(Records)
▼
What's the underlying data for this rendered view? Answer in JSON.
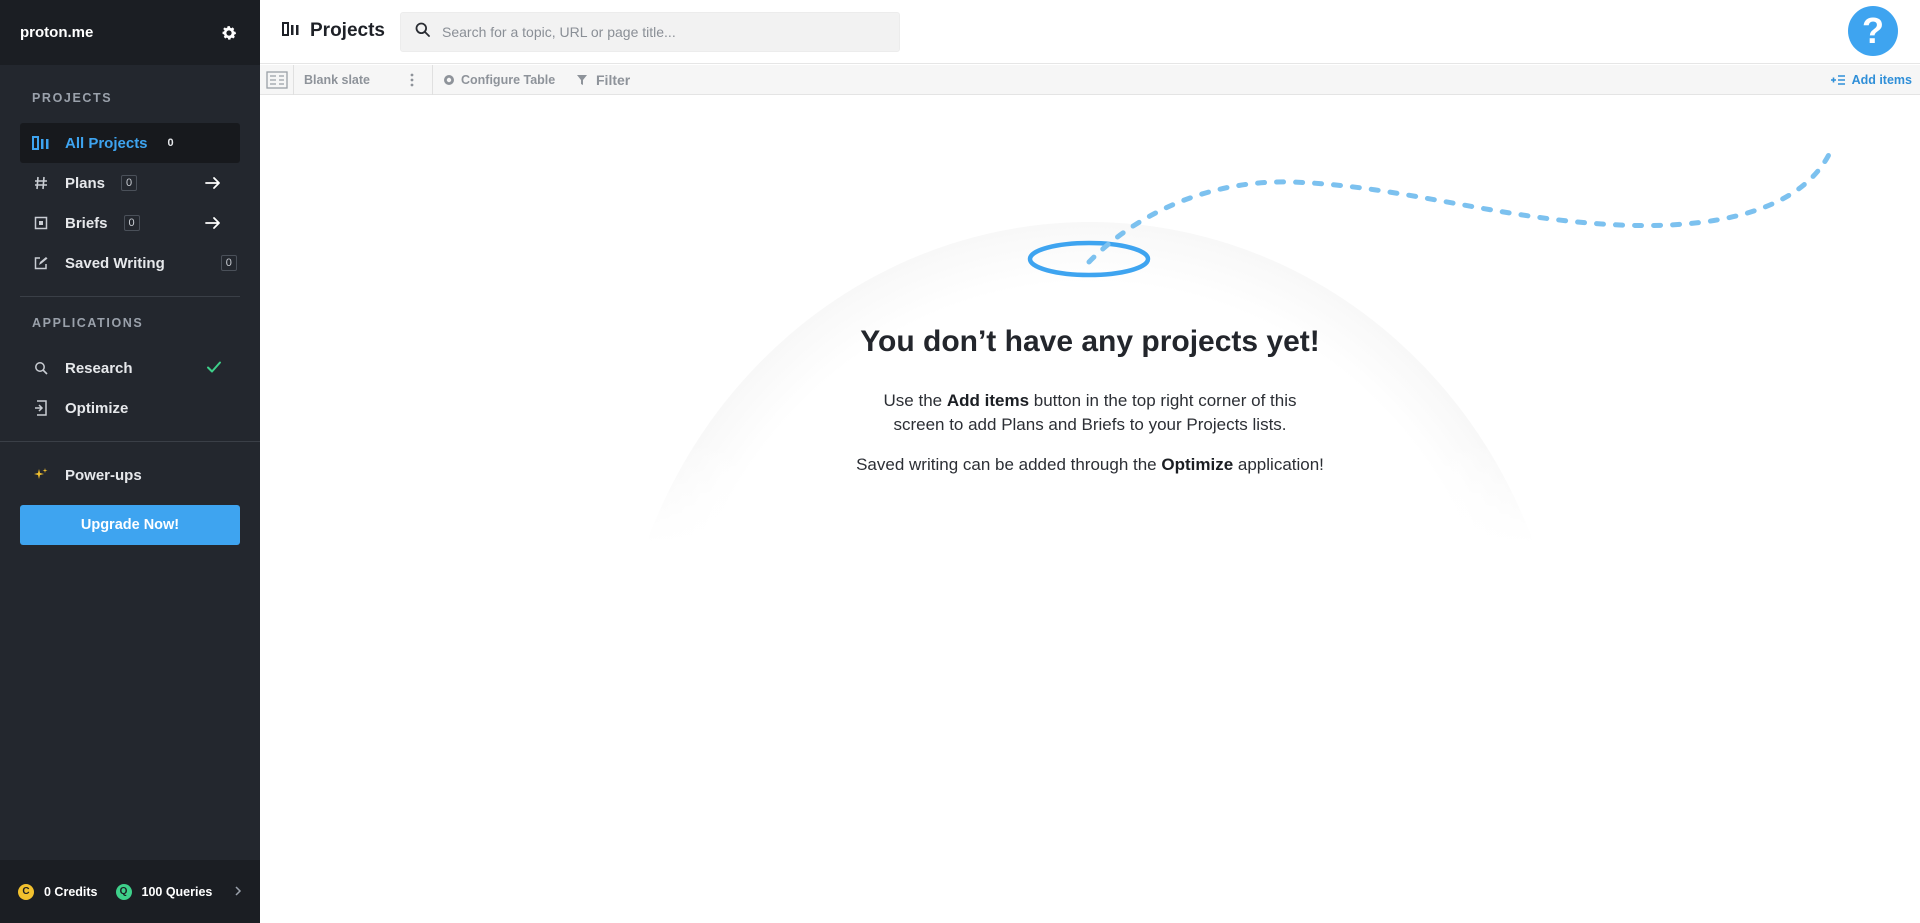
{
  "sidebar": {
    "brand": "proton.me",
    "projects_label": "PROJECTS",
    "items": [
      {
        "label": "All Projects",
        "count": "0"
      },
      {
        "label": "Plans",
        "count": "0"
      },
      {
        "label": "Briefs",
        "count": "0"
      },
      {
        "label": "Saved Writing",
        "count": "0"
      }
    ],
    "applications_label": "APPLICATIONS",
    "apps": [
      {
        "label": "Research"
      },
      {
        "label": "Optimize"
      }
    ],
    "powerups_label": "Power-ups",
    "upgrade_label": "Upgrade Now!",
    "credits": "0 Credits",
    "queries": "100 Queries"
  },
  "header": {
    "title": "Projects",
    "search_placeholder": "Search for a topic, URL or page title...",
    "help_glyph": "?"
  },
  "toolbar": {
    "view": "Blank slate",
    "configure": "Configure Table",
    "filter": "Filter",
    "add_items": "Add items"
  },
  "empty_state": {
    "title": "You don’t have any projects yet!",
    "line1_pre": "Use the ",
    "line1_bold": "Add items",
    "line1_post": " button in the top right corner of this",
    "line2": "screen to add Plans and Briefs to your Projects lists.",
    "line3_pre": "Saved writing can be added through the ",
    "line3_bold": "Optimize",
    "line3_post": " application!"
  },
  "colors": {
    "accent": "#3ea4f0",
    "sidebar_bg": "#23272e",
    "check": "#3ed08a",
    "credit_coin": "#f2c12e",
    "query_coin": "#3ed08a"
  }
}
▲
* [Stated task]:
Return the material exactly as given, apart from the pictures.

* [Exercise solution]:
What's the underlying data for this rendered view? Answer in JSON.
{
  "sidebar": {
    "brand": "proton.me",
    "projects_label": "PROJECTS",
    "items": [
      {
        "label": "All Projects",
        "count": "0"
      },
      {
        "label": "Plans",
        "count": "0"
      },
      {
        "label": "Briefs",
        "count": "0"
      },
      {
        "label": "Saved Writing",
        "count": "0"
      }
    ],
    "applications_label": "APPLICATIONS",
    "apps": [
      {
        "label": "Research"
      },
      {
        "label": "Optimize"
      }
    ],
    "powerups_label": "Power-ups",
    "upgrade_label": "Upgrade Now!",
    "credits": "0 Credits",
    "queries": "100 Queries"
  },
  "header": {
    "title": "Projects",
    "search_placeholder": "Search for a topic, URL or page title...",
    "help_glyph": "?"
  },
  "toolbar": {
    "view": "Blank slate",
    "configure": "Configure Table",
    "filter": "Filter",
    "add_items": "Add items"
  },
  "empty_state": {
    "title": "You don’t have any projects yet!",
    "line1_pre": "Use the ",
    "line1_bold": "Add items",
    "line1_post": " button in the top right corner of this",
    "line2": "screen to add Plans and Briefs to your Projects lists.",
    "line3_pre": "Saved writing can be added through the ",
    "line3_bold": "Optimize",
    "line3_post": " application!"
  },
  "colors": {
    "accent": "#3ea4f0",
    "sidebar_bg": "#23272e",
    "check": "#3ed08a",
    "credit_coin": "#f2c12e",
    "query_coin": "#3ed08a"
  }
}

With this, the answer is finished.